**TASK DESCRIPTION:**
Records follow. Copy every line with "JSON".

-- start TASK INPUT --

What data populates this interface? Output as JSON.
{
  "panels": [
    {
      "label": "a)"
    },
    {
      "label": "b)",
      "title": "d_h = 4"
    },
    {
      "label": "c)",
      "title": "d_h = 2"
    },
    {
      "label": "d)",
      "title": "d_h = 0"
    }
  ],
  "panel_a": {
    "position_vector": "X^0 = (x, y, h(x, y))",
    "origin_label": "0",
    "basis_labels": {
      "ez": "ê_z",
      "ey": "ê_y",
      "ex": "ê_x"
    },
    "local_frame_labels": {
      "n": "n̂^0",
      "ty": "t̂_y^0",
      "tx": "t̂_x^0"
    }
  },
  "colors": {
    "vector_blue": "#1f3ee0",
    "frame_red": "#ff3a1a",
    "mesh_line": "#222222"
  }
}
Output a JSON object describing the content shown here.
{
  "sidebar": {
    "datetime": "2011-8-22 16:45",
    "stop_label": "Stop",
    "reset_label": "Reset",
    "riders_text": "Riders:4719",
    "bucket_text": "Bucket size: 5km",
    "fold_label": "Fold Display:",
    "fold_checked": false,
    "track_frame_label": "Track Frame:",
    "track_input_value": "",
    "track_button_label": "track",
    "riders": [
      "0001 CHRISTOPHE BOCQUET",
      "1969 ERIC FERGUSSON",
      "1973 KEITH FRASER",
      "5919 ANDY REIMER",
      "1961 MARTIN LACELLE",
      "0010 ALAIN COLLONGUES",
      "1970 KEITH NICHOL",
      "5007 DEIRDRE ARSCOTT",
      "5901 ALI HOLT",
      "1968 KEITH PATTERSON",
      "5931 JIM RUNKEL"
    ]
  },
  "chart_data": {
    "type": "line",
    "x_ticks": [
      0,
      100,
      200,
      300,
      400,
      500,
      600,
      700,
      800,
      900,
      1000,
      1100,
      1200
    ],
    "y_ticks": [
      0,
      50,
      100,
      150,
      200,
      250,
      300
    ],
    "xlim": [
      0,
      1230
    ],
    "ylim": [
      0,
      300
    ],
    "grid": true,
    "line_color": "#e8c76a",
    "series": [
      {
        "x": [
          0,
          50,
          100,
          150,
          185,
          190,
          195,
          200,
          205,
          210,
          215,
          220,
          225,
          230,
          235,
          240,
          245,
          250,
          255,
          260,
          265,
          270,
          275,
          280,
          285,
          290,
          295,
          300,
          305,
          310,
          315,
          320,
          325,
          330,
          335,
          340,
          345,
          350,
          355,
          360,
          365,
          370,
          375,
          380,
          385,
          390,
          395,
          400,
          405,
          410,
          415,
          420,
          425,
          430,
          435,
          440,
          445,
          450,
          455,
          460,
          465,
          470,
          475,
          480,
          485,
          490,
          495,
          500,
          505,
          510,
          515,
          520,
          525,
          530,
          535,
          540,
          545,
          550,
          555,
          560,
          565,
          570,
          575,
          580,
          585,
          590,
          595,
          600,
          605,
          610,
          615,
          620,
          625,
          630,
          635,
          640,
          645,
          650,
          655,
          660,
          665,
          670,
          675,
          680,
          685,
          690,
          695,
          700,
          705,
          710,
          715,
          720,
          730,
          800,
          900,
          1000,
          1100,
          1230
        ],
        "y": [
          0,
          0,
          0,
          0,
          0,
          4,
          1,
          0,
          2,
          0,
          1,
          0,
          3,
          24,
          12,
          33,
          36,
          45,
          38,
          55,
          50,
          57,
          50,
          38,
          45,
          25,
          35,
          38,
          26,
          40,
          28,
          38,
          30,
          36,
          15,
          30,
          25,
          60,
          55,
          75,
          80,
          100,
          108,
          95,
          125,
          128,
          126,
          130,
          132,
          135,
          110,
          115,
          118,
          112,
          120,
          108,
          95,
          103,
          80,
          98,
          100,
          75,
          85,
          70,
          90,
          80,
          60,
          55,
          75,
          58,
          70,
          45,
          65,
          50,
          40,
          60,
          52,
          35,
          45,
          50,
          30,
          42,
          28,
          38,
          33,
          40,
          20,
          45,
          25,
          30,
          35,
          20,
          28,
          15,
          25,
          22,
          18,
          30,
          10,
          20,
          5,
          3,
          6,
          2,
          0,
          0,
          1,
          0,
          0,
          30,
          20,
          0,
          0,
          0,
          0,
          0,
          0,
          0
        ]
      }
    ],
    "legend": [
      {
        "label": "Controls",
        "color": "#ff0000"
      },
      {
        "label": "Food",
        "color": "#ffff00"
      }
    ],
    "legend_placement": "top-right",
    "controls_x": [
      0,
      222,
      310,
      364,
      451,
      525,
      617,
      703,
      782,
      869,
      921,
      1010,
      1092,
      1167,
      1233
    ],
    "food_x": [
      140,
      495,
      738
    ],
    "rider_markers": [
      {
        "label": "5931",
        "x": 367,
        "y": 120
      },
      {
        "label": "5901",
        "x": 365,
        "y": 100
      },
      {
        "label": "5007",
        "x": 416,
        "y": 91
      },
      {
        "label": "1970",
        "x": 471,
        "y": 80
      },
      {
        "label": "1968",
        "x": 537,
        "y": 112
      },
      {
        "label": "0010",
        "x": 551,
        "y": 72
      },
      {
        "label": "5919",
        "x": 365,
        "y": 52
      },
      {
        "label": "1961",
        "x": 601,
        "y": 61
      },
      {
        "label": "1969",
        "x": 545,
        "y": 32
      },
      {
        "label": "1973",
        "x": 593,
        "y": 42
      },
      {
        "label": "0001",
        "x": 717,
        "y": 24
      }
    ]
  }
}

-- end TASK INPUT --

**THE RESPONSE:**
What data populates this interface? Output as JSON.
Output a JSON object describing the content shown here.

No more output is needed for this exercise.